Which lines of the records below contain the string "leader"? Show each of them in full.

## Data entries
—————
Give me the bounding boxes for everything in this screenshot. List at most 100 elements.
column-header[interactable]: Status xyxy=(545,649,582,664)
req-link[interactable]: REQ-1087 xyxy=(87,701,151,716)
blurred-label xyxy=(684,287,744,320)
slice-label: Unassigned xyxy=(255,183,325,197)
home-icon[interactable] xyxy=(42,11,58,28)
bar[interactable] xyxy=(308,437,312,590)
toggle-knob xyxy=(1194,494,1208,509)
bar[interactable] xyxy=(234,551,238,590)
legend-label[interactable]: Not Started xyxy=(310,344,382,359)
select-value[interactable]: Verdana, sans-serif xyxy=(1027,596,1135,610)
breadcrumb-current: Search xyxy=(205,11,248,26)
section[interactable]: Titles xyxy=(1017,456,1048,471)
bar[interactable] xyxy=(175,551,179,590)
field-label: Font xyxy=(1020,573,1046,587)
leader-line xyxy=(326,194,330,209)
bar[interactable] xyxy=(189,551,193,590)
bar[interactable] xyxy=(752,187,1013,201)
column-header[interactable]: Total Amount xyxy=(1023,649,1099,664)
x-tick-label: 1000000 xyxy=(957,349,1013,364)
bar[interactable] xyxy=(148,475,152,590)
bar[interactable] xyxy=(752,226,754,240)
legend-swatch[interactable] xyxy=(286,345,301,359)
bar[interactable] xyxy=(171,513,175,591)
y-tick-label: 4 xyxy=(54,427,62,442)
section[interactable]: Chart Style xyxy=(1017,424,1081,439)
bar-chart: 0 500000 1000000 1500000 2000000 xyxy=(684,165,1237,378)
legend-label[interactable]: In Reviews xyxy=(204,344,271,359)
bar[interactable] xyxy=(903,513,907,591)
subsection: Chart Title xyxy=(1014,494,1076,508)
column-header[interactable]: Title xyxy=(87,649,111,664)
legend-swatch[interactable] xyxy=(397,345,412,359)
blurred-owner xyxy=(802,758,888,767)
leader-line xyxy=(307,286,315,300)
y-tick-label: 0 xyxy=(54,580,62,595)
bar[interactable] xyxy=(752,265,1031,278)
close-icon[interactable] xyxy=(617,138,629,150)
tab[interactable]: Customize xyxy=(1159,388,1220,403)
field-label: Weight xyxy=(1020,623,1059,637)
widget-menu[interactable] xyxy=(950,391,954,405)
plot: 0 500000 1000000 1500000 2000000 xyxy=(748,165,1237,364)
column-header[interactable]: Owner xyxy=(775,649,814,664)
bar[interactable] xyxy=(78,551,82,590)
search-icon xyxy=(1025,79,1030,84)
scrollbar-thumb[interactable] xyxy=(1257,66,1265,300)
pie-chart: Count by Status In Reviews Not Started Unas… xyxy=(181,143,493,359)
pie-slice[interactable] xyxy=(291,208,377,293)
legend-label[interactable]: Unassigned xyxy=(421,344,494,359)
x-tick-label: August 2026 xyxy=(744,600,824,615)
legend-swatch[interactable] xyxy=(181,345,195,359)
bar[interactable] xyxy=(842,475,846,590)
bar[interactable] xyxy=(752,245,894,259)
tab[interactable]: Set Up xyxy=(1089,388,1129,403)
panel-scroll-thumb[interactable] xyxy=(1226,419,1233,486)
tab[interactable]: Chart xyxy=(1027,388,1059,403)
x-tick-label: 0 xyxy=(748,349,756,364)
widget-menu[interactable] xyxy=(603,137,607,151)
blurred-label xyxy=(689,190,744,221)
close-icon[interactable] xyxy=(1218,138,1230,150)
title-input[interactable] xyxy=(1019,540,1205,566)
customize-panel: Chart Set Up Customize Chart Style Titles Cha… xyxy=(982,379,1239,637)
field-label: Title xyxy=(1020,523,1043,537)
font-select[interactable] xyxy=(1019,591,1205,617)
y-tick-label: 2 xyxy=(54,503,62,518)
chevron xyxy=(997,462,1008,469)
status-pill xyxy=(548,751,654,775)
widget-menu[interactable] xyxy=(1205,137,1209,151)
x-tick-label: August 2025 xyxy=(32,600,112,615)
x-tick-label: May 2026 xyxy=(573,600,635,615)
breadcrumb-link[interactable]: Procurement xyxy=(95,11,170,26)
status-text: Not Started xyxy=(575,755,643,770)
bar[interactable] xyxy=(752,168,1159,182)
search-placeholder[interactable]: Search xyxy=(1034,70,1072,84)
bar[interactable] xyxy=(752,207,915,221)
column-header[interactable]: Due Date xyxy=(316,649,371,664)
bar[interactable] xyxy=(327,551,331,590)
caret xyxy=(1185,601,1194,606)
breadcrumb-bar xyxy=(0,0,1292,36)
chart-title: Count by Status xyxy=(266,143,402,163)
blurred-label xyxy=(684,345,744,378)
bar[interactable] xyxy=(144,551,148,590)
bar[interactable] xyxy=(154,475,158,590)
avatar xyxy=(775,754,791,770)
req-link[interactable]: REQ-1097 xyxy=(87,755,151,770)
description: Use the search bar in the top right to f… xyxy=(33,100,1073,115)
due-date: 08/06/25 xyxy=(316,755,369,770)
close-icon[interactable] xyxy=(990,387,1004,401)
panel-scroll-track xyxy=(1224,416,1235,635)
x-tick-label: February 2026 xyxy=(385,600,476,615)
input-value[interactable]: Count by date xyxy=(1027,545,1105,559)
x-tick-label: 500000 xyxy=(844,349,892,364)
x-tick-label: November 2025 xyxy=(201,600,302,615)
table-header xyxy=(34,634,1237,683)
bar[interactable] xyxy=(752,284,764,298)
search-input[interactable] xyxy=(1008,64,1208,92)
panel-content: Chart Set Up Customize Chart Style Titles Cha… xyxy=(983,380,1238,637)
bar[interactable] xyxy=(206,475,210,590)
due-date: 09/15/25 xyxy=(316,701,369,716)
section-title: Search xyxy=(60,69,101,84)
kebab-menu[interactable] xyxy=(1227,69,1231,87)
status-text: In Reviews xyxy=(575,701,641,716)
—————
## Written response
leader-line xyxy=(326,194,330,209)
leader-line xyxy=(307,286,315,300)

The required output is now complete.